• [EXERCISE GOAL] Find the lines below that contain the string "Felix". Copy each one.

○ ○ ○

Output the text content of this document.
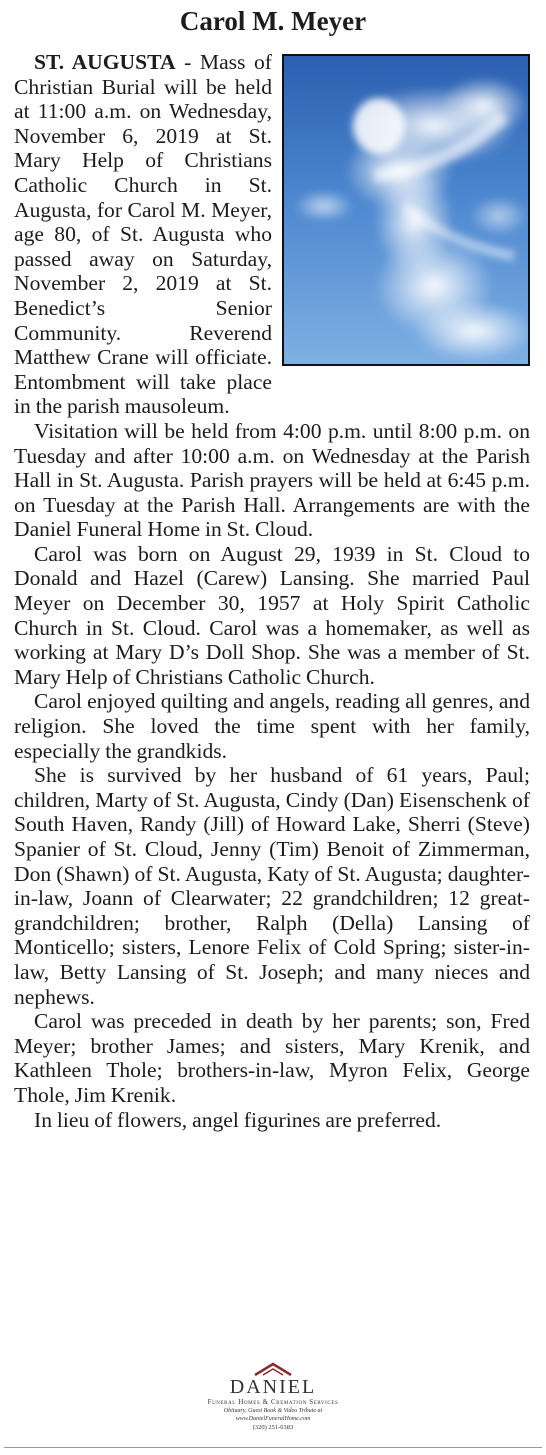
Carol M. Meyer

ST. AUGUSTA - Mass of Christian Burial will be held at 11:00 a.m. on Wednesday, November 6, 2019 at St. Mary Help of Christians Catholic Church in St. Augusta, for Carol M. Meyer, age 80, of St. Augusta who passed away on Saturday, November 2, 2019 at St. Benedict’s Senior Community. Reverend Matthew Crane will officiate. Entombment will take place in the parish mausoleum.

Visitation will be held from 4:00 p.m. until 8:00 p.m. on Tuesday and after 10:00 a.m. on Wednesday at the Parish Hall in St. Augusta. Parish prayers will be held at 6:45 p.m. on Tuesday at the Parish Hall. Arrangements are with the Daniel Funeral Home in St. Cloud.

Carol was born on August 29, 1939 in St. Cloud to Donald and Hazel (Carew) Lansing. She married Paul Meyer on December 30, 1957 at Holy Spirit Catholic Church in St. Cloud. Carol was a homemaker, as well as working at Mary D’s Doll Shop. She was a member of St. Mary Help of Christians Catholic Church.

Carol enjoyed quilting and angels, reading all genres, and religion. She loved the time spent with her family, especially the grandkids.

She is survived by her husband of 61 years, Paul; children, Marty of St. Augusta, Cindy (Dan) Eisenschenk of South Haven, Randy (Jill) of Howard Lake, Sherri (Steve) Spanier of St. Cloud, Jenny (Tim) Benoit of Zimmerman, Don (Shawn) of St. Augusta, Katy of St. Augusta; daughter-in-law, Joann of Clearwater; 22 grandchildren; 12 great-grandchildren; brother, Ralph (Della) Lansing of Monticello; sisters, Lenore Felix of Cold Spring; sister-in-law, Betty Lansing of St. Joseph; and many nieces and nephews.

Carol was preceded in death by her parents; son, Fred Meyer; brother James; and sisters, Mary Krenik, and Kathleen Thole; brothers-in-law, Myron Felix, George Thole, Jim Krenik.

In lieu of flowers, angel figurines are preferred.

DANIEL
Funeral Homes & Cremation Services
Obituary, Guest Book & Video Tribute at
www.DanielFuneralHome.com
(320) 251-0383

○ ○ ○

• [CORRECT ANSWER]
She is survived by her husband of 61 years, Paul; children, Marty of St. Augusta, Cindy (Dan) Eisenschenk of South Haven, Randy (Jill) of Howard Lake, Sherri (Steve) Spanier of St. Cloud, Jenny (Tim) Benoit of Zimmerman, Don (Shawn) of St. Augusta, Katy of St. Augusta; daughter-in-law, Joann of Clearwater; 22 grandchildren; 12 great-grandchildren; brother, Ralph (Della) Lansing of Monticello; sisters, Lenore Felix of Cold Spring; sister-in-law, Betty Lansing of St. Joseph; and many nieces and nephews.
Carol was preceded in death by her parents; son, Fred Meyer; brother James; and sisters, Mary Krenik, and Kathleen Thole; brothers-in-law, Myron Felix, George Thole, Jim Krenik.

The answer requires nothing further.